### Task to carry out
Output everything from the line containing "page-subtitle: 蜗轮减速器尺寸 (6, 122, 119, 139)" down to the line containing "dimension-label: 135 (214, 716, 232, 728)", both included, as a JSON list of strings with one string per line and blank lines omitted.

### Input material
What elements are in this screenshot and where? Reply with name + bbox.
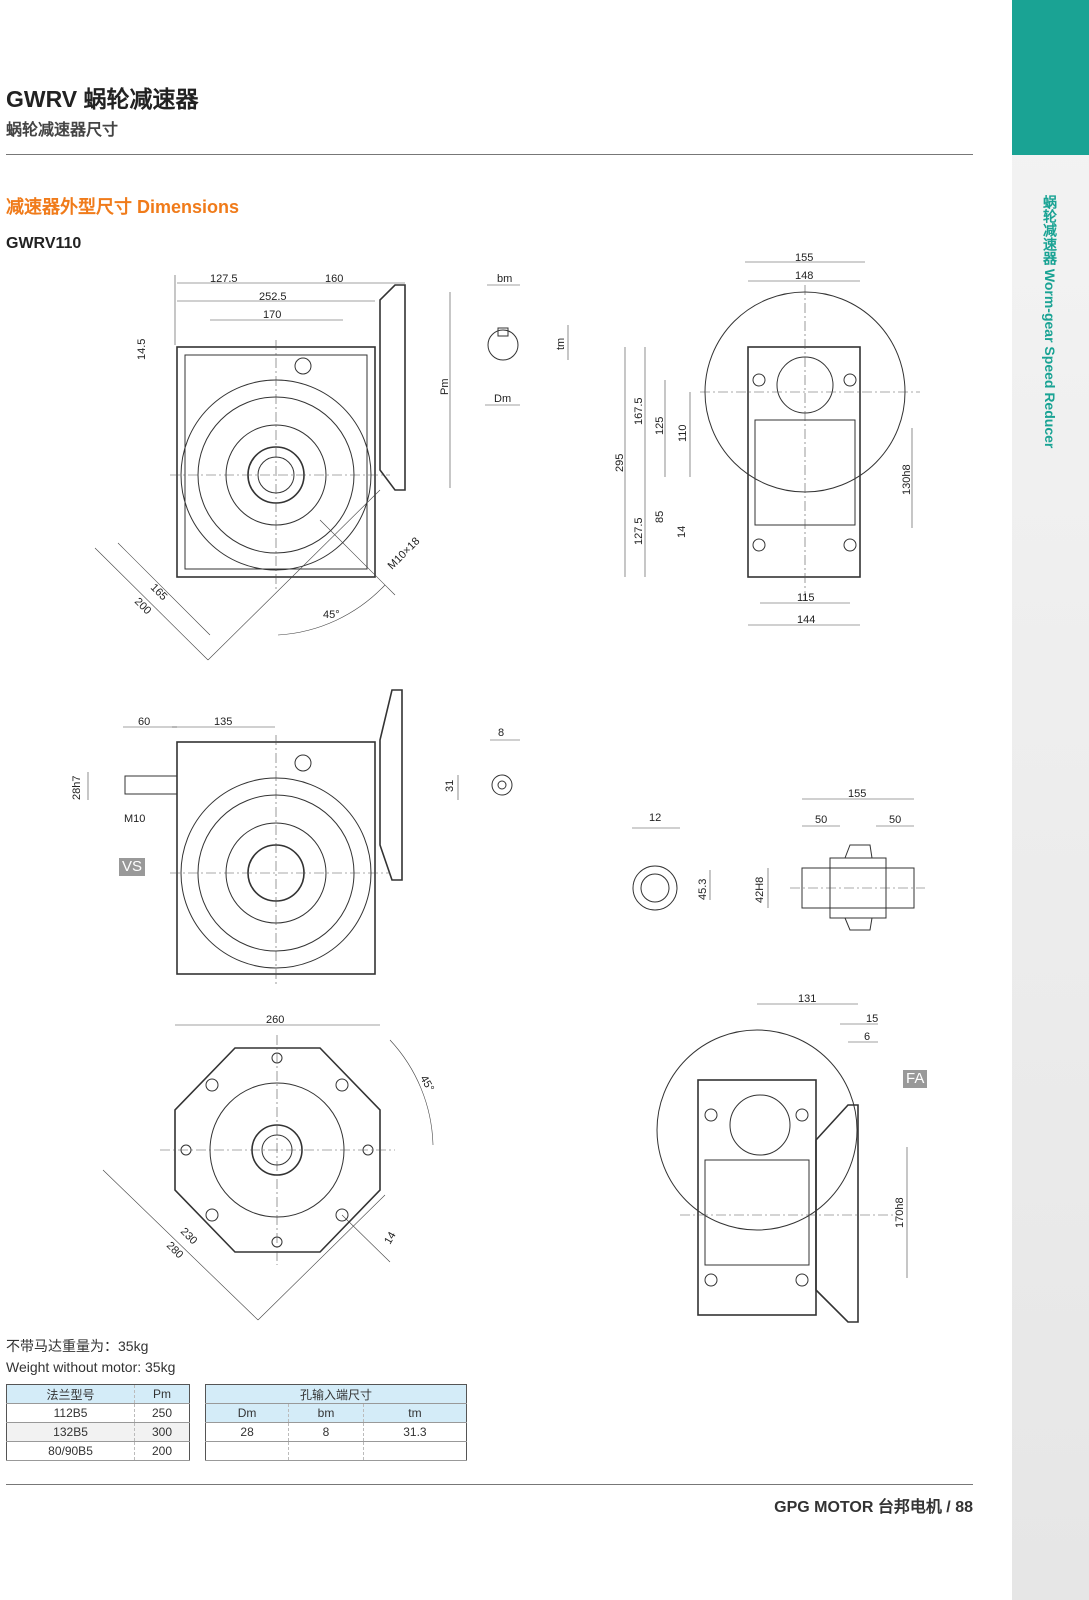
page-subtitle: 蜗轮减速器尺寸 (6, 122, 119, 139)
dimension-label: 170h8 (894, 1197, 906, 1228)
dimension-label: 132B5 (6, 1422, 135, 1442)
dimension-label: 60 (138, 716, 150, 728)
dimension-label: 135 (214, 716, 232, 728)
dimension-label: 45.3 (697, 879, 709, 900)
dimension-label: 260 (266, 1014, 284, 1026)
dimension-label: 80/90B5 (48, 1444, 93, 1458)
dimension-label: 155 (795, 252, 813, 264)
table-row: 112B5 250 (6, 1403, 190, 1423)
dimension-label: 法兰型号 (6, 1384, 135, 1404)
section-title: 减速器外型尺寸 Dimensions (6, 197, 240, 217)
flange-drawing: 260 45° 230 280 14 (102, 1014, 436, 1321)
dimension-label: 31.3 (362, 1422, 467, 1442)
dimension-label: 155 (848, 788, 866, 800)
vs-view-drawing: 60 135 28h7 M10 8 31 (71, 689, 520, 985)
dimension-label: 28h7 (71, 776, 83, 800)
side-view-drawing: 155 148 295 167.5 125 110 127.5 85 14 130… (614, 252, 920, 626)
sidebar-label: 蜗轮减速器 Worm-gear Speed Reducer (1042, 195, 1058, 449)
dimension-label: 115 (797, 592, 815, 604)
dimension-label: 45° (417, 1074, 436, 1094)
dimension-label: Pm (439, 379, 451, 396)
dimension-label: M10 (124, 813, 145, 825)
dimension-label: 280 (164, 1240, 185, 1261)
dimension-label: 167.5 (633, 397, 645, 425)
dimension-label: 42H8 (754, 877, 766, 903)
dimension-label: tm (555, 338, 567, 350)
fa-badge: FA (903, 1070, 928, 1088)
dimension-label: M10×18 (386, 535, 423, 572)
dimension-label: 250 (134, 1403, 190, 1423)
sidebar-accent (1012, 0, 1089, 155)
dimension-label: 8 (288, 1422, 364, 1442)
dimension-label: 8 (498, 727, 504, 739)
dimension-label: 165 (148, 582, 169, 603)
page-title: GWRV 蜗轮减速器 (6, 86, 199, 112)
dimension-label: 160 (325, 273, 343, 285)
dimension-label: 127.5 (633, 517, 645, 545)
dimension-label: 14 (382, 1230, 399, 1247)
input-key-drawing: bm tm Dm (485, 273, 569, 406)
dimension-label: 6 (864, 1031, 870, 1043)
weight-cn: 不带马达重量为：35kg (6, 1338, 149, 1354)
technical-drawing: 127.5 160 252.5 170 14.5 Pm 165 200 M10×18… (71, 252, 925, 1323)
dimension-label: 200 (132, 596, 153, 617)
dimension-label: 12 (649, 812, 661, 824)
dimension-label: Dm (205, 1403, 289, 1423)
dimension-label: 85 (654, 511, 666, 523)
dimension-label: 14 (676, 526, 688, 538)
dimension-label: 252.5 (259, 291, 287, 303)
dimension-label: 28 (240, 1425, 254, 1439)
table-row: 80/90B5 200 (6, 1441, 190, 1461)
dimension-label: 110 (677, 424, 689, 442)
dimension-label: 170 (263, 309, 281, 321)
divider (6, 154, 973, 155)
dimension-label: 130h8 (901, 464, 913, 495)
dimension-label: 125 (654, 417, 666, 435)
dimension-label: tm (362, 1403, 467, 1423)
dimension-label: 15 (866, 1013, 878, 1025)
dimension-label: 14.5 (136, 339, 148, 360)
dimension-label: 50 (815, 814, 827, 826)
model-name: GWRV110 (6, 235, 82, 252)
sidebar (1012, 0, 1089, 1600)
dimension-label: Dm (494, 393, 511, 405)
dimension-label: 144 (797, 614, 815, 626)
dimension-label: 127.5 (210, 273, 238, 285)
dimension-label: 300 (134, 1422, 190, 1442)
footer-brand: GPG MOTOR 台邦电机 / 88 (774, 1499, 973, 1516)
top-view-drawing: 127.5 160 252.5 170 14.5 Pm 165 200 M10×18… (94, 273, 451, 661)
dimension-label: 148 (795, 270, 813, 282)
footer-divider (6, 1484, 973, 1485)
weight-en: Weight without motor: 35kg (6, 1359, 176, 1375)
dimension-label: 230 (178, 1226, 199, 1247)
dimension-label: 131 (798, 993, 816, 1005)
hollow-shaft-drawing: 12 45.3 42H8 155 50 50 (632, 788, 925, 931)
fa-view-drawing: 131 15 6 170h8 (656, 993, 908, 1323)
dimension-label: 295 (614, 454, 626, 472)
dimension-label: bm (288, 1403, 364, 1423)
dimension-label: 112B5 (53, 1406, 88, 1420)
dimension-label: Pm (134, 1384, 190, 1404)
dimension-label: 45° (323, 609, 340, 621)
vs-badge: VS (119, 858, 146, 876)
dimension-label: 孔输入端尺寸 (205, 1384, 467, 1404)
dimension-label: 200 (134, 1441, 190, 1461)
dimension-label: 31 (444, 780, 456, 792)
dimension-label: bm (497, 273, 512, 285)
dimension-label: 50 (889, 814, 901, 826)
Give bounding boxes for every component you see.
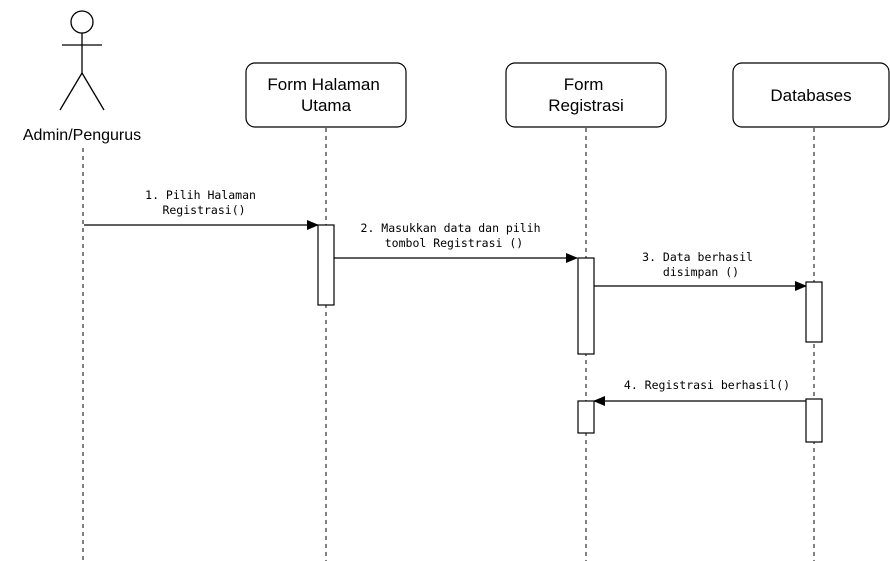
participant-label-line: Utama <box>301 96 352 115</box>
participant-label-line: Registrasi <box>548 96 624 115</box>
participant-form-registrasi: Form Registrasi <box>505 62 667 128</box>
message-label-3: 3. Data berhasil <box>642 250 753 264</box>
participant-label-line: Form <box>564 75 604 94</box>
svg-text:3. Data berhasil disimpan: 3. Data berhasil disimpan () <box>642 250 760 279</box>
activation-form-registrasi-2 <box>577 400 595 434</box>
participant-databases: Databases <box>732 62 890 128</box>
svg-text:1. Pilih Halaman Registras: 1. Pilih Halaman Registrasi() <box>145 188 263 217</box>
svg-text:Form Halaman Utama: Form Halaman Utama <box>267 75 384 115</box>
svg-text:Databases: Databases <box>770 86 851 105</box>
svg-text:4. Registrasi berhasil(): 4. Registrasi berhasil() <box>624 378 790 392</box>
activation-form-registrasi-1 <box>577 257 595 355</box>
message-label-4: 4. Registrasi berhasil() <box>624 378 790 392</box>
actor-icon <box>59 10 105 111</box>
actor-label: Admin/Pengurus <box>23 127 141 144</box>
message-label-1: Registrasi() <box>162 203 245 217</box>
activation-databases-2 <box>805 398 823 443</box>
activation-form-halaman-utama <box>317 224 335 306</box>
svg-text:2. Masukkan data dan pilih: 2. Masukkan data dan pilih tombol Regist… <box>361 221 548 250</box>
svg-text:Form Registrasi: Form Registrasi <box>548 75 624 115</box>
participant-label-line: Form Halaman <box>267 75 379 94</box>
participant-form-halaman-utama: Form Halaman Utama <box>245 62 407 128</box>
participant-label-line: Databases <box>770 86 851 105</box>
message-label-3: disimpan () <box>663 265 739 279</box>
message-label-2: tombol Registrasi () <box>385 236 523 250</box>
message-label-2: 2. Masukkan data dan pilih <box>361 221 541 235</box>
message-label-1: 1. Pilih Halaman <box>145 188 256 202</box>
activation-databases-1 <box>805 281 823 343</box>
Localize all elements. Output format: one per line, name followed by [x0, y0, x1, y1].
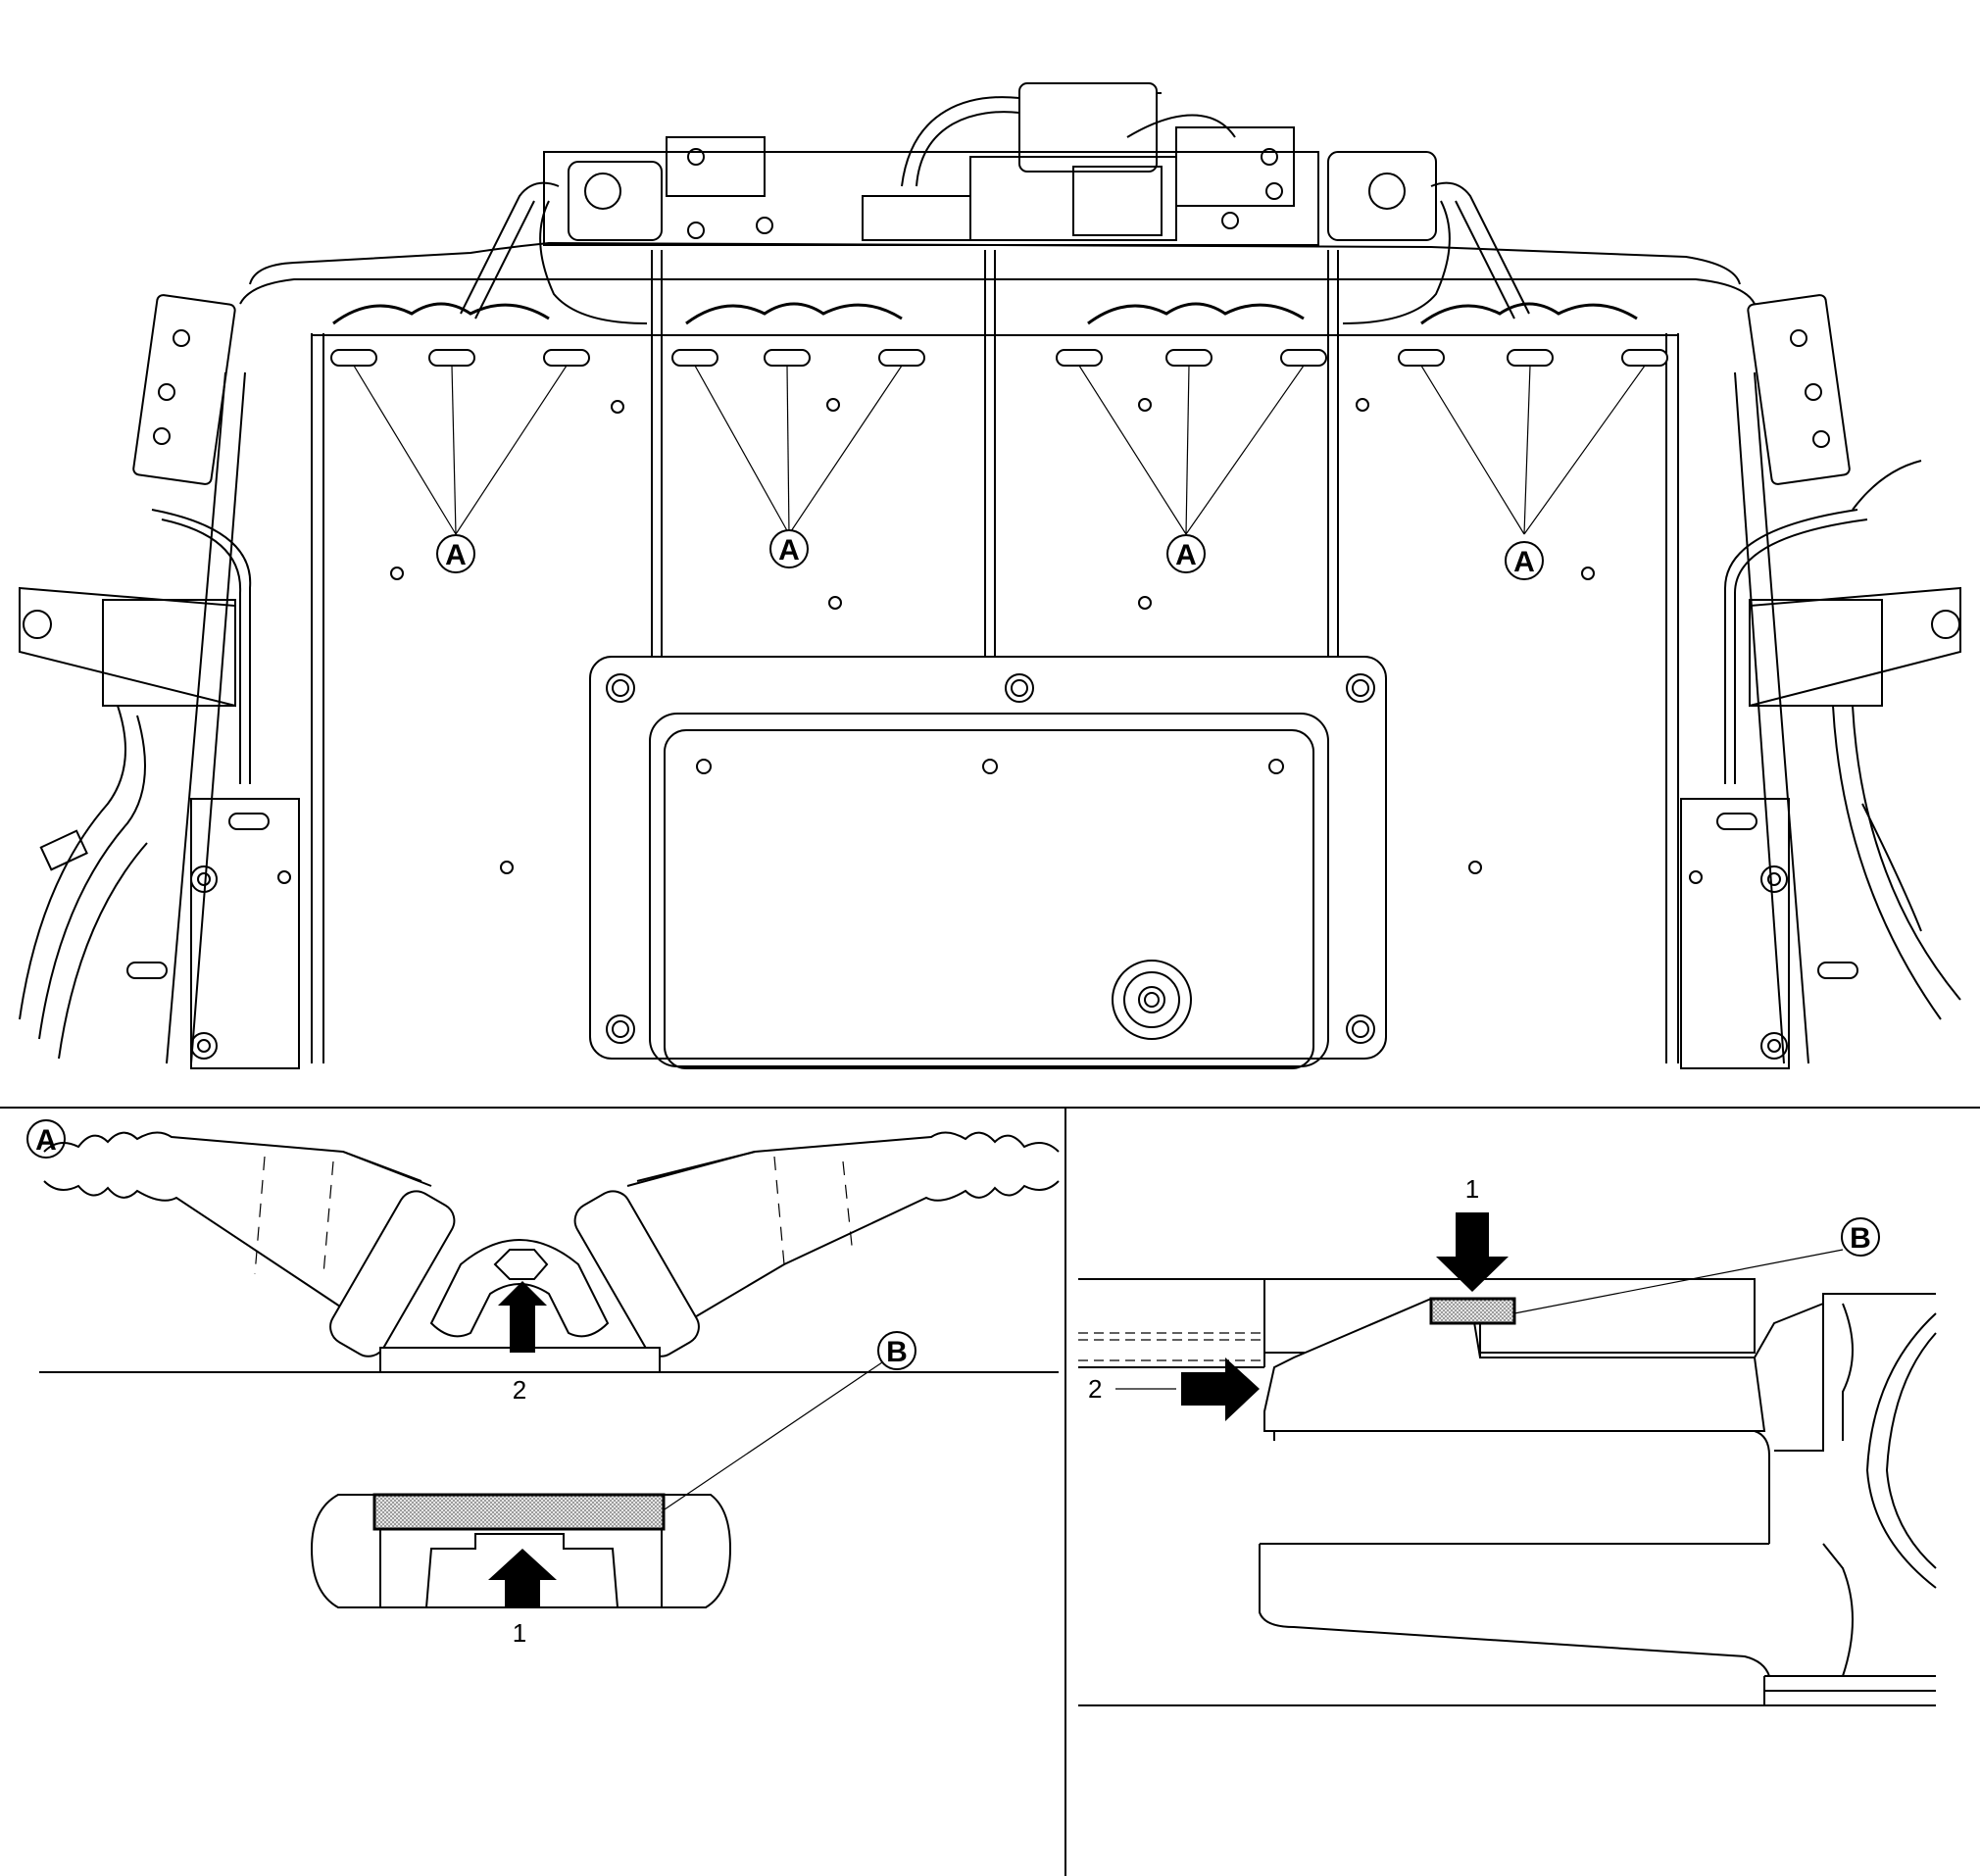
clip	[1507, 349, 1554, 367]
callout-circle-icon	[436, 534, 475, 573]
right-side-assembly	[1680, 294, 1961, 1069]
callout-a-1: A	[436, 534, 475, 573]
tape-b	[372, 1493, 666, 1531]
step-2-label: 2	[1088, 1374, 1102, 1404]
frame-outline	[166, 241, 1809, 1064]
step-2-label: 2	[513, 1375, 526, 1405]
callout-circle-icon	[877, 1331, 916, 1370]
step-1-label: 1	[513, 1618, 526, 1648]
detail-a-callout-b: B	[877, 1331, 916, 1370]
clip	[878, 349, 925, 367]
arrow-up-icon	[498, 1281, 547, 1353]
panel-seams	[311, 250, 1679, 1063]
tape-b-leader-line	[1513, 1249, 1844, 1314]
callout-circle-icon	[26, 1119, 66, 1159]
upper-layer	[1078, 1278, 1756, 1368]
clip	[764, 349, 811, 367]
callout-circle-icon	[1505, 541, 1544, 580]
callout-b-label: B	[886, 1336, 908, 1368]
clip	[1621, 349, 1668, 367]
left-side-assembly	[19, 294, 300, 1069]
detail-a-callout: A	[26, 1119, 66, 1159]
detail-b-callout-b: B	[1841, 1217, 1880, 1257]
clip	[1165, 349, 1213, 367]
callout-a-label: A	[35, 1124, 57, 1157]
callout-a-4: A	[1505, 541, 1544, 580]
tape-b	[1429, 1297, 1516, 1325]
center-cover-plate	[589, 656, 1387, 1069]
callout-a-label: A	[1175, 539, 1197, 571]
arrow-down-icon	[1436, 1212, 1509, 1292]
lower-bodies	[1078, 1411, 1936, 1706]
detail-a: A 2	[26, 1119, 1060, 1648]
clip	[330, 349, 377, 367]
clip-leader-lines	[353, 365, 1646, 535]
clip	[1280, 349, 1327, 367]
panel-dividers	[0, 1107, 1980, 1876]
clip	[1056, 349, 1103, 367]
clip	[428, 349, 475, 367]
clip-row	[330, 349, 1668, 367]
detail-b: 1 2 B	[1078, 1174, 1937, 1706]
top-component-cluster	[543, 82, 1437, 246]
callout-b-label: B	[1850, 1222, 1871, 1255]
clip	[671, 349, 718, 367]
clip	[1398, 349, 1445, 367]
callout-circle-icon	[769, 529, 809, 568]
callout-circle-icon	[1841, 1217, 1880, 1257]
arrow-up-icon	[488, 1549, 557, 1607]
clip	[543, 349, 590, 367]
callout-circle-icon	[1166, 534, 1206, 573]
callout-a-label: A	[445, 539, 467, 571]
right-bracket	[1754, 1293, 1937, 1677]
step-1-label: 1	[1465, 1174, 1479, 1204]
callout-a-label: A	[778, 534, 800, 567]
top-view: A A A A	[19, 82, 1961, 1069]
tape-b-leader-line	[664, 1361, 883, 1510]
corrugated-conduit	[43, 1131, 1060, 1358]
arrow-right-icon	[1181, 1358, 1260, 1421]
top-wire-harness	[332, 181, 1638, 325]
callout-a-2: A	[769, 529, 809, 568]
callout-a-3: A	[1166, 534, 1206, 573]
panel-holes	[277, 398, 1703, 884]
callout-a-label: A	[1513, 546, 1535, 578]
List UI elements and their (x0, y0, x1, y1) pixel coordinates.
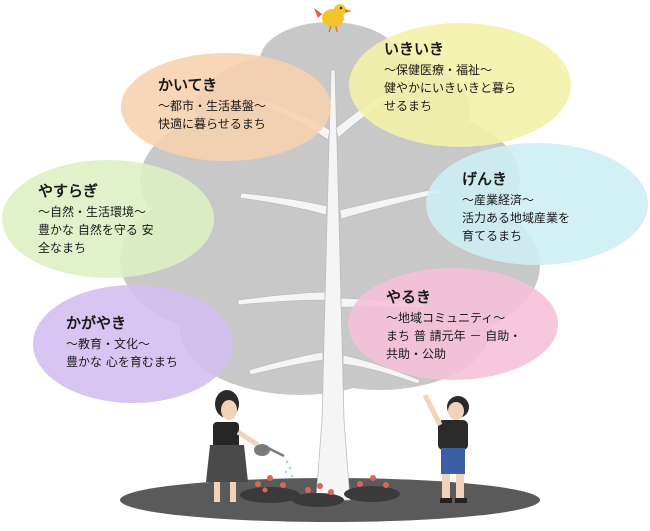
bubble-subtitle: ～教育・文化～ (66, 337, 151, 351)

### Final result
[
  "page-subtitle: 蜗轮减速器尺寸 (6, 122, 119, 139)",
  "dimension-label: 170h8 (894, 1197, 906, 1228)",
  "dimension-label: 132B5 (6, 1422, 135, 1442)",
  "dimension-label: 60 (138, 716, 150, 728)",
  "dimension-label: 135 (214, 716, 232, 728)"
]